▶ WHAT YOU NEED TO DO:
Quote the records beneath, complete and exact. Leave out images.

Collection entries:

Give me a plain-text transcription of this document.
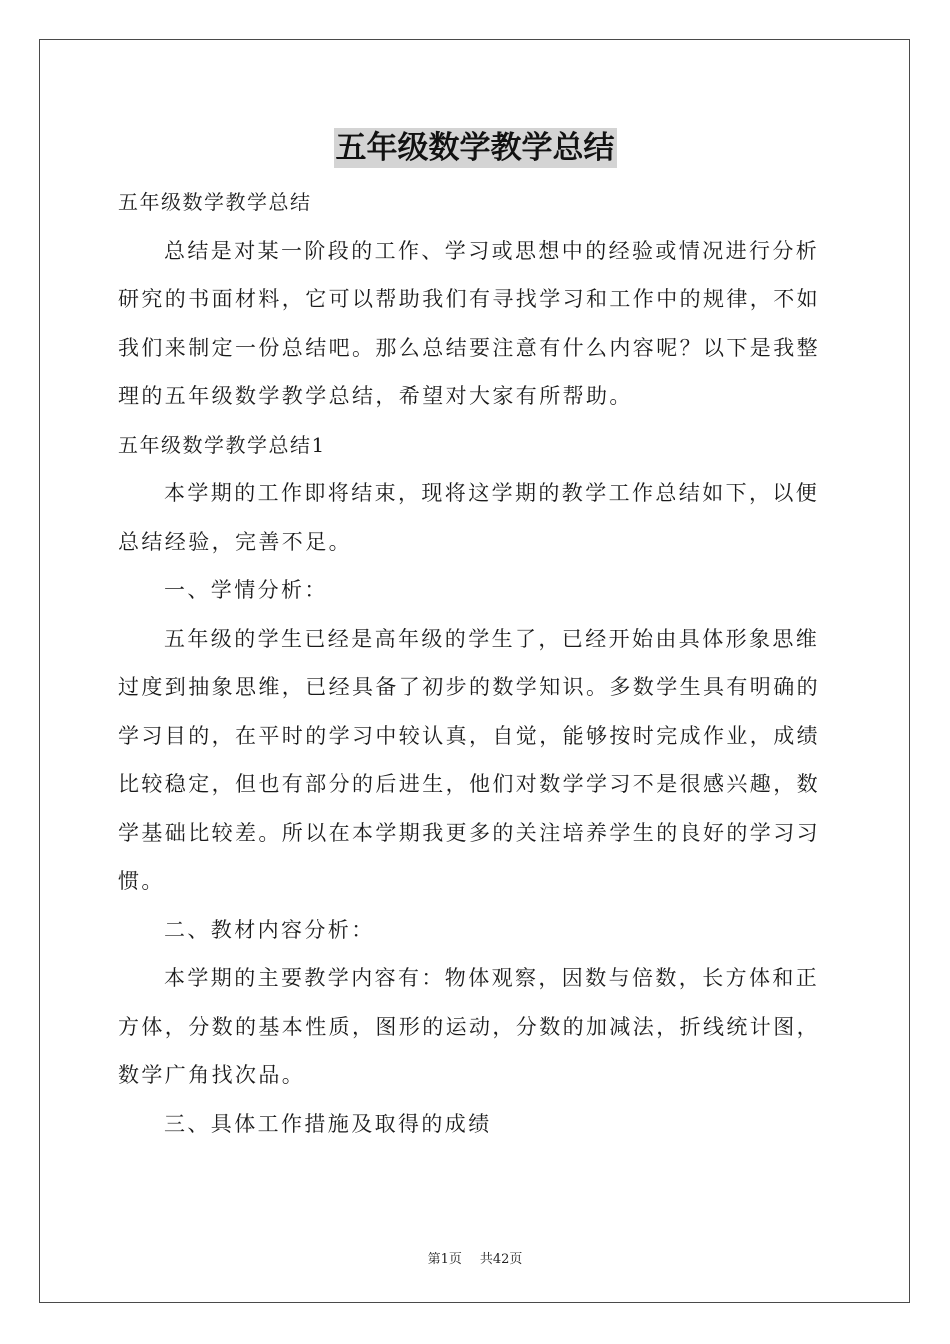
五年级数学教学总结

五年级数学教学总结

总结是对某一阶段的工作、学习或思想中的经验或情况进行分析研究的书面材料，它可以帮助我们有寻找学习和工作中的规律，不如我们来制定一份总结吧。那么总结要注意有什么内容呢？以下是我整理的五年级数学教学总结，希望对大家有所帮助。

五年级数学教学总结1

本学期的工作即将结束，现将这学期的教学工作总结如下，以便总结经验，完善不足。

一、学情分析：

五年级的学生已经是高年级的学生了，已经开始由具体形象思维过度到抽象思维，已经具备了初步的数学知识。多数学生具有明确的学习目的，在平时的学习中较认真，自觉，能够按时完成作业，成绩比较稳定，但也有部分的后进生，他们对数学学习不是很感兴趣，数学基础比较差。所以在本学期我更多的关注培养学生的良好的学习习惯。

二、教材内容分析：

本学期的主要教学内容有：物体观察，因数与倍数，长方体和正方体，分数的基本性质，图形的运动，分数的加减法，折线统计图，数学广角找次品。

三、具体工作措施及取得的成绩

第1页 共42页
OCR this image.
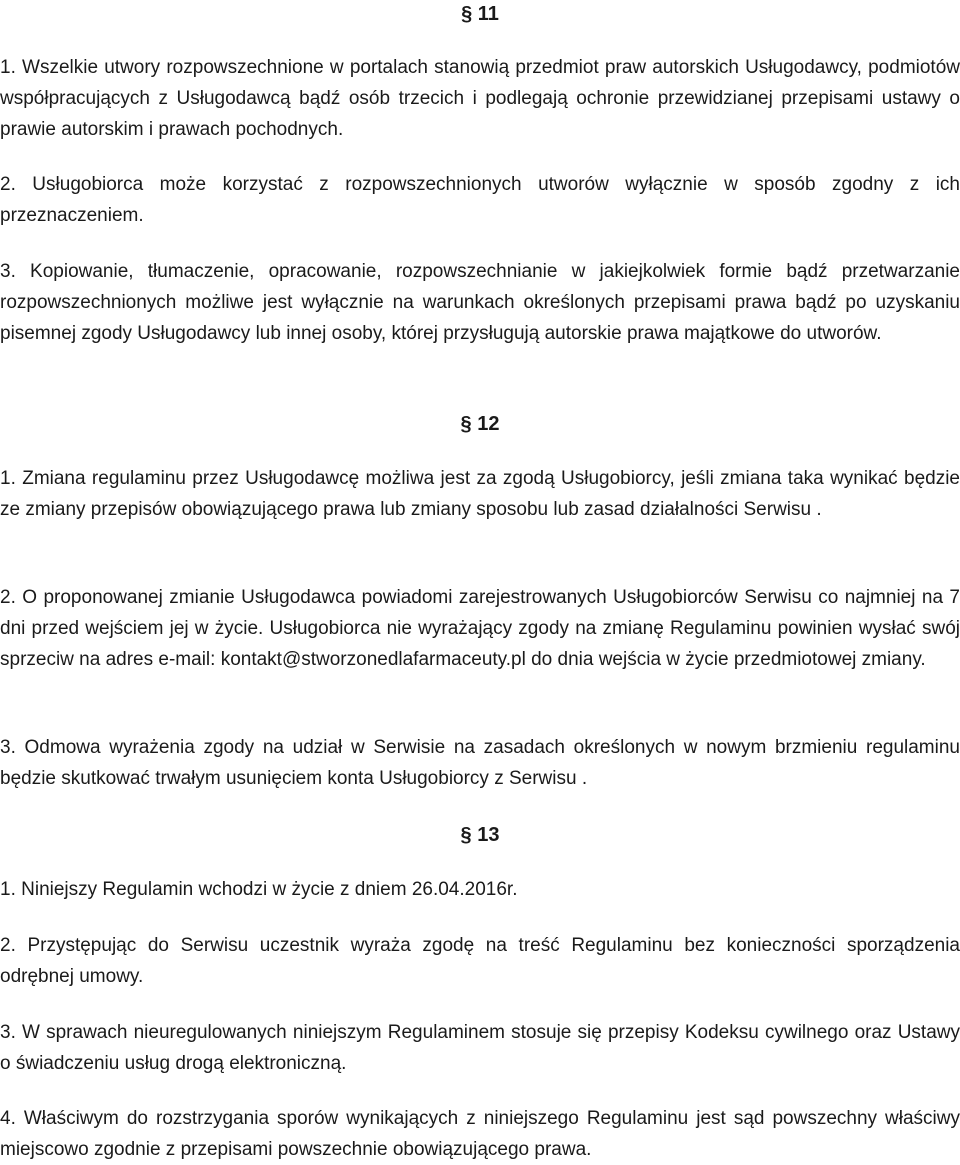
§ 11

1. Wszelkie utwory rozpowszechnione w portalach stanowią przedmiot praw autorskich Usługodawcy, podmiotów współpracujących z Usługodawcą bądź osób trzecich i podlegają ochronie przewidzianej przepisami ustawy o prawie autorskim i prawach pochodnych.

2. Usługobiorca może korzystać z rozpowszechnionych utworów wyłącznie w sposób zgodny z ich przeznaczeniem.

3. Kopiowanie, tłumaczenie, opracowanie, rozpowszechnianie w jakiejkolwiek formie bądź przetwarzanie rozpowszechnionych możliwe jest wyłącznie na warunkach określonych przepisami prawa bądź po uzyskaniu pisemnej zgody Usługodawcy lub innej osoby, której przysługują autorskie prawa majątkowe do utworów.

§ 12

1. Zmiana regulaminu przez Usługodawcę możliwa jest za zgodą Usługobiorcy, jeśli zmiana taka wynikać będzie ze zmiany przepisów obowiązującego prawa lub zmiany sposobu lub zasad działalności Serwisu .

2. O proponowanej zmianie Usługodawca powiadomi zarejestrowanych Usługobiorców Serwisu co najmniej na 7 dni przed wejściem jej w życie. Usługobiorca nie wyrażający zgody na zmianę Regulaminu powinien wysłać swój sprzeciw na adres e-mail: kontakt@stworzonedlafarmaceuty.pl do dnia wejścia w życie przedmiotowej zmiany.

3. Odmowa wyrażenia zgody na udział w Serwisie na zasadach określonych w nowym brzmieniu regulaminu będzie skutkować trwałym usunięciem konta Usługobiorcy z Serwisu .

§ 13

1. Niniejszy Regulamin wchodzi w życie z dniem 26.04.2016r.

2. Przystępując do Serwisu uczestnik wyraża zgodę na treść Regulaminu bez konieczności sporządzenia odrębnej umowy.

3. W sprawach nieuregulowanych niniejszym Regulaminem stosuje się przepisy Kodeksu cywilnego oraz Ustawy o świadczeniu usług drogą elektroniczną.

4. Właściwym do rozstrzygania sporów wynikających z niniejszego Regulaminu jest sąd powszechny właściwy miejscowo zgodnie z przepisami powszechnie obowiązującego prawa.
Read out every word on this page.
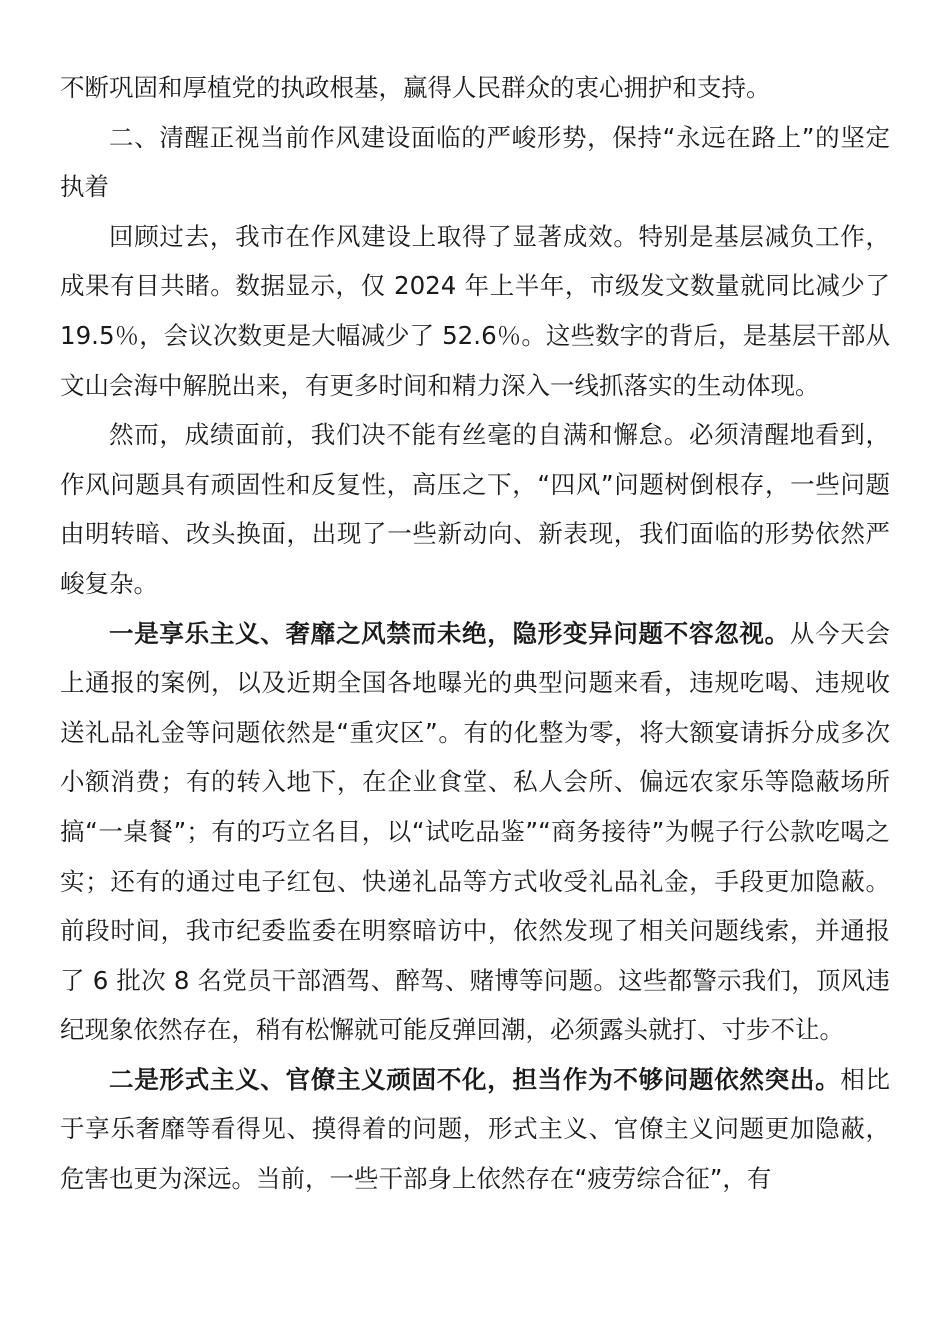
不断巩固和厚植党的执政根基，赢得人民群众的衷心拥护和支持。

二、清醒正视当前作风建设面临的严峻形势，保持“永远在路上”的坚定执着

回顾过去，我市在作风建设上取得了显著成效。特别是基层减负工作，成果有目共睹。数据显示，仅 2024 年上半年，市级发文数量就同比减少了 19.5％，会议次数更是大幅减少了 52.6％。这些数字的背后，是基层干部从文山会海中解脱出来，有更多时间和精力深入一线抓落实的生动体现。

然而，成绩面前，我们决不能有丝毫的自满和懈怠。必须清醒地看到，作风问题具有顽固性和反复性，高压之下，“四风”问题树倒根存，一些问题由明转暗、改头换面，出现了一些新动向、新表现，我们面临的形势依然严峻复杂。

一是享乐主义、奢靡之风禁而未绝，隐形变异问题不容忽视。从今天会上通报的案例，以及近期全国各地曝光的典型问题来看，违规吃喝、违规收送礼品礼金等问题依然是“重灾区”。有的化整为零，将大额宴请拆分成多次小额消费；有的转入地下，在企业食堂、私人会所、偏远农家乐等隐蔽场所搞“一桌餐”；有的巧立名目，以“试吃品鉴”“商务接待”为幌子行公款吃喝之实；还有的通过电子红包、快递礼品等方式收受礼品礼金，手段更加隐蔽。前段时间，我市纪委监委在明察暗访中，依然发现了相关问题线索，并通报了 6 批次 8 名党员干部酒驾、醉驾、赌博等问题。这些都警示我们，顶风违纪现象依然存在，稍有松懈就可能反弹回潮，必须露头就打、寸步不让。

二是形式主义、官僚主义顽固不化，担当作为不够问题依然突出。相比于享乐奢靡等看得见、摸得着的问题，形式主义、官僚主义问题更加隐蔽，危害也更为深远。当前，一些干部身上依然存在“疲劳综合征”，有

▶ SOLUTION:
Give me a plain-text transcription of this document.
五年级数学教学总结

五年级数学教学总结

总结是对某一阶段的工作、学习或思想中的经验或情况进行分析研究的书面材料，它可以帮助我们有寻找学习和工作中的规律，不如我们来制定一份总结吧。那么总结要注意有什么内容呢？以下是我整理的五年级数学教学总结，希望对大家有所帮助。

五年级数学教学总结1

本学期的工作即将结束，现将这学期的教学工作总结如下，以便总结经验，完善不足。

一、学情分析：

五年级的学生已经是高年级的学生了，已经开始由具体形象思维过度到抽象思维，已经具备了初步的数学知识。多数学生具有明确的学习目的，在平时的学习中较认真，自觉，能够按时完成作业，成绩比较稳定，但也有部分的后进生，他们对数学学习不是很感兴趣，数学基础比较差。所以在本学期我更多的关注培养学生的良好的学习习惯。

二、教材内容分析：

本学期的主要教学内容有：物体观察，因数与倍数，长方体和正方体，分数的基本性质，图形的运动，分数的加减法，折线统计图，数学广角找次品。

三、具体工作措施及取得的成绩

第1页 共42页
OCR this image.
§ 11

1. Wszelkie utwory rozpowszechnione w portalach stanowią przedmiot praw autorskich Usługodawcy, podmiotów współpracujących z Usługodawcą bądź osób trzecich i podlegają ochronie przewidzianej przepisami ustawy o prawie autorskim i prawach pochodnych.

2. Usługobiorca może korzystać z rozpowszechnionych utworów wyłącznie w sposób zgodny z ich przeznaczeniem.

3. Kopiowanie, tłumaczenie, opracowanie, rozpowszechnianie w jakiejkolwiek formie bądź przetwarzanie rozpowszechnionych możliwe jest wyłącznie na warunkach określonych przepisami prawa bądź po uzyskaniu pisemnej zgody Usługodawcy lub innej osoby, której przysługują autorskie prawa majątkowe do utworów.

§ 12

1. Zmiana regulaminu przez Usługodawcę możliwa jest za zgodą Usługobiorcy, jeśli zmiana taka wynikać będzie ze zmiany przepisów obowiązującego prawa lub zmiany sposobu lub zasad działalności Serwisu .

2. O proponowanej zmianie Usługodawca powiadomi zarejestrowanych Usługobiorców Serwisu co najmniej na 7 dni przed wejściem jej w życie. Usługobiorca nie wyrażający zgody na zmianę Regulaminu powinien wysłać swój sprzeciw na adres e-mail: kontakt@stworzonedlafarmaceuty.pl do dnia wejścia w życie przedmiotowej zmiany.

3. Odmowa wyrażenia zgody na udział w Serwisie na zasadach określonych w nowym brzmieniu regulaminu będzie skutkować trwałym usunięciem konta Usługobiorcy z Serwisu .

§ 13

1. Niniejszy Regulamin wchodzi w życie z dniem 26.04.2016r.

2. Przystępując do Serwisu uczestnik wyraża zgodę na treść Regulaminu bez konieczności sporządzenia odrębnej umowy.

3. W sprawach nieuregulowanych niniejszym Regulaminem stosuje się przepisy Kodeksu cywilnego oraz Ustawy o świadczeniu usług drogą elektroniczną.

4. Właściwym do rozstrzygania sporów wynikających z niniejszego Regulaminu jest sąd powszechny właściwy miejscowo zgodnie z przepisami powszechnie obowiązującego prawa.
Read out every word on this page.
不断巩固和厚植党的执政根基，赢得人民群众的衷心拥护和支持。

二、清醒正视当前作风建设面临的严峻形势，保持“永远在路上”的坚定执着

回顾过去，我市在作风建设上取得了显著成效。特别是基层减负工作，成果有目共睹。数据显示，仅 2024 年上半年，市级发文数量就同比减少了 19.5％，会议次数更是大幅减少了 52.6％。这些数字的背后，是基层干部从文山会海中解脱出来，有更多时间和精力深入一线抓落实的生动体现。

然而，成绩面前，我们决不能有丝毫的自满和懈怠。必须清醒地看到，作风问题具有顽固性和反复性，高压之下，“四风”问题树倒根存，一些问题由明转暗、改头换面，出现了一些新动向、新表现，我们面临的形势依然严峻复杂。

一是享乐主义、奢靡之风禁而未绝，隐形变异问题不容忽视。从今天会上通报的案例，以及近期全国各地曝光的典型问题来看，违规吃喝、违规收送礼品礼金等问题依然是“重灾区”。有的化整为零，将大额宴请拆分成多次小额消费；有的转入地下，在企业食堂、私人会所、偏远农家乐等隐蔽场所搞“一桌餐”；有的巧立名目，以“试吃品鉴”“商务接待”为幌子行公款吃喝之实；还有的通过电子红包、快递礼品等方式收受礼品礼金，手段更加隐蔽。前段时间，我市纪委监委在明察暗访中，依然发现了相关问题线索，并通报了 6 批次 8 名党员干部酒驾、醉驾、赌博等问题。这些都警示我们，顶风违纪现象依然存在，稍有松懈就可能反弹回潮，必须露头就打、寸步不让。

二是形式主义、官僚主义顽固不化，担当作为不够问题依然突出。相比于享乐奢靡等看得见、摸得着的问题，形式主义、官僚主义问题更加隐蔽，危害也更为深远。当前，一些干部身上依然存在“疲劳综合征”，有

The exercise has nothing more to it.